Input records
· · · ·
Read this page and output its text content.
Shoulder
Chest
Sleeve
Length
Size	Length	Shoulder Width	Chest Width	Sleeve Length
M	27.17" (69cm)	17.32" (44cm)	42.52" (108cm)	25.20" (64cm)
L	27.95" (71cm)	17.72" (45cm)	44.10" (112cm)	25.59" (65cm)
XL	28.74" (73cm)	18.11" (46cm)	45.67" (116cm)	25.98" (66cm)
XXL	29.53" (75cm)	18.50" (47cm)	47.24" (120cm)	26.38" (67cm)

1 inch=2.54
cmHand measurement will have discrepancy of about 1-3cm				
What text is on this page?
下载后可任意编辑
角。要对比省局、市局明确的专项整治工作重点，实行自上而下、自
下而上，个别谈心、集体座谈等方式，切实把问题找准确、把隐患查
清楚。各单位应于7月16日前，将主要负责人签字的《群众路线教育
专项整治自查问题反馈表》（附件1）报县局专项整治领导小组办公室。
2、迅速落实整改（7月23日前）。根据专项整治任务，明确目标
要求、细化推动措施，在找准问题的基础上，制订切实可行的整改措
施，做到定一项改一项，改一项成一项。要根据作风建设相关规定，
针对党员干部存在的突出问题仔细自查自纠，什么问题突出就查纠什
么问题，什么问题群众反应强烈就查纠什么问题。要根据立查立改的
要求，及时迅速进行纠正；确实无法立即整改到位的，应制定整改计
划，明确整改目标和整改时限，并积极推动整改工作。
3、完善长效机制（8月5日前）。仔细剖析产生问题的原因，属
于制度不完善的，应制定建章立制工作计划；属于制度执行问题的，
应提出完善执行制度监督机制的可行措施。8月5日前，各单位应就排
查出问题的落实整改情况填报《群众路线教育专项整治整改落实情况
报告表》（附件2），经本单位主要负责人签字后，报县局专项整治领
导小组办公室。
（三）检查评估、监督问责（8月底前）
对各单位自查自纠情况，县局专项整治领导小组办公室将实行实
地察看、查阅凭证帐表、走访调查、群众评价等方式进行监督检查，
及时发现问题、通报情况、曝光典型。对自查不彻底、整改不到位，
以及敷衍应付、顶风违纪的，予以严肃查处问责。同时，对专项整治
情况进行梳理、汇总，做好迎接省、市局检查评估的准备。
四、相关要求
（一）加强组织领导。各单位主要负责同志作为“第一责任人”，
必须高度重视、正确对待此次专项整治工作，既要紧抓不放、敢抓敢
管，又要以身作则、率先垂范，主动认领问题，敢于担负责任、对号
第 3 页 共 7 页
· · · ·
Aim
Return every line exactly.

Correct result
Read this page and output its text content.
Shoulder
Chest
Sleeve
Length
Size	Length	Shoulder Width	Chest Width	Sleeve Length
M	27.17" (69cm)	17.32" (44cm)	42.52" (108cm)	25.20" (64cm)
L	27.95" (71cm)	17.72" (45cm)	44.10" (112cm)	25.59" (65cm)
XL	28.74" (73cm)	18.11" (46cm)	45.67" (116cm)	25.98" (66cm)
XXL	29.53" (75cm)	18.50" (47cm)	47.24" (120cm)	26.38" (67cm)

1 inch=2.54
cmHand measurement will have discrepancy of about 1-3cm				
What text is on this page?
下载后可任意编辑
角。要对比省局、市局明确的专项整治工作重点，实行自上而下、自
下而上，个别谈心、集体座谈等方式，切实把问题找准确、把隐患查
清楚。各单位应于7月16日前，将主要负责人签字的《群众路线教育
专项整治自查问题反馈表》（附件1）报县局专项整治领导小组办公室。
2、迅速落实整改（7月23日前）。根据专项整治任务，明确目标
要求、细化推动措施，在找准问题的基础上，制订切实可行的整改措
施，做到定一项改一项，改一项成一项。要根据作风建设相关规定，
针对党员干部存在的突出问题仔细自查自纠，什么问题突出就查纠什
么问题，什么问题群众反应强烈就查纠什么问题。要根据立查立改的
要求，及时迅速进行纠正；确实无法立即整改到位的，应制定整改计
划，明确整改目标和整改时限，并积极推动整改工作。
3、完善长效机制（8月5日前）。仔细剖析产生问题的原因，属
于制度不完善的，应制定建章立制工作计划；属于制度执行问题的，
应提出完善执行制度监督机制的可行措施。8月5日前，各单位应就排
查出问题的落实整改情况填报《群众路线教育专项整治整改落实情况
报告表》（附件2），经本单位主要负责人签字后，报县局专项整治领
导小组办公室。
（三）检查评估、监督问责（8月底前）
对各单位自查自纠情况，县局专项整治领导小组办公室将实行实
地察看、查阅凭证帐表、走访调查、群众评价等方式进行监督检查，
及时发现问题、通报情况、曝光典型。对自查不彻底、整改不到位，
以及敷衍应付、顶风违纪的，予以严肃查处问责。同时，对专项整治
情况进行梳理、汇总，做好迎接省、市局检查评估的准备。
四、相关要求
（一）加强组织领导。各单位主要负责同志作为“第一责任人”，
必须高度重视、正确对待此次专项整治工作，既要紧抓不放、敢抓敢
管，又要以身作则、率先垂范，主动认领问题，敢于担负责任、对号
第 3 页 共 7 页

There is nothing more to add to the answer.